→ **Text under study**

BEGIN

Many industries and companies experience ‘AI fails’ when projects aren’t properly planned out, are rushed through, are done for the wrong reasons, are not scalable, or are not supported by the correct infrastructures. Recently, for example, the automotive industry was dealt a blow when deep learning powered self-driving car experiments didn’t go to plan, setting progress back years.

Peaks and troughs

These peaks and troughs of enthusiasm and disappointment are characteristics of pretty much every major technological disruption in history, and part and parcel of the hype cycle, a concept famously created by IT analysts Gartner, whose basic graphical illustration helps to explain this phenomenon.

Some industries, and some companies operating within them, are further along the AI hype cycle than others. Arguably book publishing is at the very beginning of this process, so yet to experience a “peak of inflated expectation” let alone a “trough of disillusionment” or “AI Winter”, for that matter.

Early adopting cousins

Interestingly, one of the most advanced and progressive industries for innovative AI applications is the newspaper and magazine publishing industry. Our cousins have been experimenting and rolling out machine learning initiatives since 2013 when the Associated Press became an early adopter, automating formulaic business and sports reporting.

Two years later the New York Times implemented an AI project called Editor to help journalists reduce labour-intensive tasks such as research and fact-checking. In 2016, the Washington Post trialled “robot journalism” at the Rio Olympics using Heliograf software, which analysed data and produced news stories. And last year Reuters launched its News Tracer product, which uses machine learning to sift through social media outlets for legit breaking news. Finally, just a few days ago, Quartz announced the launch of the Quartz AI Studio, a new tool to help journalists around the world use machine learning to report their stories.

Forced hands

There are good reasons why newsrooms in particular have been so quick to innovate and experiment with AI, arguably reaching the “Plateau of Productivity” on Gartner’s hype cycle long before others. The tumultuous, cash-strapped sector has faced severe disruption in the form of migration to digital, changing consumer purchasing and reading habits, and a complete shake-up of the traditional business and revenue models which had existed for years (so not too dissimilar from the evolution of book publishing, but at breakneck speed). Pew Research reported that in the space of just 10 years newsroom employment at US newspapers dropped by nearly a quarter. There has never been more pressure on editorial teams to work more efficiently and deliver more with less resources.

In the face of such extreme circumstances and weakening financial conditions for media publishers, AI is clearly seen as a knight in shining armour, helping newsrooms to work harder, faster and smarter. And it just so happens that journalism, not traditionally seen as a hotbed of innovation, is the perfect testing ground for AI projects.

END

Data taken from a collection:

BEGIN

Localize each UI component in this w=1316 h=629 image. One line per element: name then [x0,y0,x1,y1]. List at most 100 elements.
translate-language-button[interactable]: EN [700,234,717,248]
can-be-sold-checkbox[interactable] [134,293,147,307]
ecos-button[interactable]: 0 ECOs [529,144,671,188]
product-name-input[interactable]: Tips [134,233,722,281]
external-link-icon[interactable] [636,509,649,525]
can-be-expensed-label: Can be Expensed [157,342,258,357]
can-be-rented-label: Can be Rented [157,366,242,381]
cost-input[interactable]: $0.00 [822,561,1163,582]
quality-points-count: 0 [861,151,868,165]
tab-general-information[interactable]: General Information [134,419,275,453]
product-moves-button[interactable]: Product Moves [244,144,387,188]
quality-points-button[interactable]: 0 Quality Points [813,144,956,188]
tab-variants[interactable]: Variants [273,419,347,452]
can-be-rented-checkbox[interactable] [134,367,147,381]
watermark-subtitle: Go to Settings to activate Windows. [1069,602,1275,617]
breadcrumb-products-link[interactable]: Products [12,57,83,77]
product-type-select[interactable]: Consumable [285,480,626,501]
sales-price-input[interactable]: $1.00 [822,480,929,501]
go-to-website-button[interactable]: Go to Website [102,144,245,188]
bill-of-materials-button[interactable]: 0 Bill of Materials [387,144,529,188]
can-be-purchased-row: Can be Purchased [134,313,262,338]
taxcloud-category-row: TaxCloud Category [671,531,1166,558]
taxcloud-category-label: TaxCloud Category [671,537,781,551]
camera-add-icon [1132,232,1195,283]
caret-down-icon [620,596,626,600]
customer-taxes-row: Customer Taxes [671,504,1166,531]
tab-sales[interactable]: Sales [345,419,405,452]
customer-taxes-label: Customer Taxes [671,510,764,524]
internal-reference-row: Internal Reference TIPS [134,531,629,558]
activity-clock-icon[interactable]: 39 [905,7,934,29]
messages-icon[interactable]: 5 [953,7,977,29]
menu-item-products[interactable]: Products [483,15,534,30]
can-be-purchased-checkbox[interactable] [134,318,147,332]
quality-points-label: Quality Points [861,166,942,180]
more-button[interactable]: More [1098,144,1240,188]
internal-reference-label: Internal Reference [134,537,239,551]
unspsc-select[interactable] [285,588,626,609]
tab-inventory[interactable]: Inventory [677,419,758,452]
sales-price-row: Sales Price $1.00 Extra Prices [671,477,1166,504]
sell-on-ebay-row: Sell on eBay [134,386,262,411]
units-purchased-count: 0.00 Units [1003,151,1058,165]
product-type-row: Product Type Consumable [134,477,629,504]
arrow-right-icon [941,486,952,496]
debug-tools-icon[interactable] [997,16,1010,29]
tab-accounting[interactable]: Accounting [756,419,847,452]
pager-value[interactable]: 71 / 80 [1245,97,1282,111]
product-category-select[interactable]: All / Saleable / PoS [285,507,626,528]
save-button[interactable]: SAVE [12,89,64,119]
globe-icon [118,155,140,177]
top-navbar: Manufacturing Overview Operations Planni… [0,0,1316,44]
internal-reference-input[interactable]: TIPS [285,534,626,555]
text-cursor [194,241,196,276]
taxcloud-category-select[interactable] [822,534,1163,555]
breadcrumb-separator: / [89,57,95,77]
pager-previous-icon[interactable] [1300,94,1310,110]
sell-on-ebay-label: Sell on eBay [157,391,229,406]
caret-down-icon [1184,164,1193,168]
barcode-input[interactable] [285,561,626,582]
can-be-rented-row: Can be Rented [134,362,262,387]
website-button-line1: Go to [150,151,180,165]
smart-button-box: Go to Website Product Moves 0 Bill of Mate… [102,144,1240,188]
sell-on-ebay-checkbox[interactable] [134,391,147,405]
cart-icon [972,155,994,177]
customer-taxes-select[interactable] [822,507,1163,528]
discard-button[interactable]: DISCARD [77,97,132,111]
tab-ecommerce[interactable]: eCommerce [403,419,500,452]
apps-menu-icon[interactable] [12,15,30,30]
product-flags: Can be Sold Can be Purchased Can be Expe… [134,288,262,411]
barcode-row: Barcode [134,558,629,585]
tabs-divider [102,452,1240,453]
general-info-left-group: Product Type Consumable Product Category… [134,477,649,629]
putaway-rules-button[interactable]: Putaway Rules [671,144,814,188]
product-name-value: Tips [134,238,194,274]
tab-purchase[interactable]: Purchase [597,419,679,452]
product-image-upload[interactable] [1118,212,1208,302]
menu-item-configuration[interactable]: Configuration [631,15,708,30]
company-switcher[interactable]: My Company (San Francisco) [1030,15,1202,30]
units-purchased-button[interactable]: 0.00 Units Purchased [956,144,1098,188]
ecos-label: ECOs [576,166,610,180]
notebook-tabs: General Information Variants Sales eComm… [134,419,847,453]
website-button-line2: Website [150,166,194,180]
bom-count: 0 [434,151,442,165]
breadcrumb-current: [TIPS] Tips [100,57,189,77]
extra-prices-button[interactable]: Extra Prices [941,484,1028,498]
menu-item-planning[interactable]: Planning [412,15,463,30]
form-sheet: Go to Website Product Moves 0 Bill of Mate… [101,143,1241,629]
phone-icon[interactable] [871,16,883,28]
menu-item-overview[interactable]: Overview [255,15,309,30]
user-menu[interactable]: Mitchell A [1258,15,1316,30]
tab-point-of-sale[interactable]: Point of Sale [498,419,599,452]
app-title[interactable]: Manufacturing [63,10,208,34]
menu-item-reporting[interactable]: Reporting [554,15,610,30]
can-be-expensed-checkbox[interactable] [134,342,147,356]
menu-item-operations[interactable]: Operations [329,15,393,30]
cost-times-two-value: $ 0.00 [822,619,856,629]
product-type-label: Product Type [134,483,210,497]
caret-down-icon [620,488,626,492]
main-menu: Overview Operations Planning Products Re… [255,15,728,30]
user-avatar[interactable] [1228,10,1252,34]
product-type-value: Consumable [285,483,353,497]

END

→ **To do**
1) Translate this sentence from the text on AI in publishing into Spanish: "Some industries, and some companies operating within them, are further along the AI hype cycle than others."
2) Write out the part of the text on AI in publishing between "These peaks and" and "for that matter.", inclusive.

→ **Solutions to the tasks**
1) Algunas industrias, y algunas empresas que operan dentro de ellas, están más avanzadas en el ciclo de sobreexpectación de la IA que otras.

2)
These peaks and troughs of enthusiasm and disappointment are characteristics of pretty much every major technological disruption in history, and part and parcel of the hype cycle, a concept famously created by IT analysts Gartner, whose basic graphical illustration helps to explain this phenomenon.

Some industries, and some companies operating within them, are further along the AI hype cycle than others. Arguably book publishing is at the very beginning of this process, so yet to experience a “peak of inflated expectation” let alone a “trough of disillusionment” or “AI Winter”, for that matter.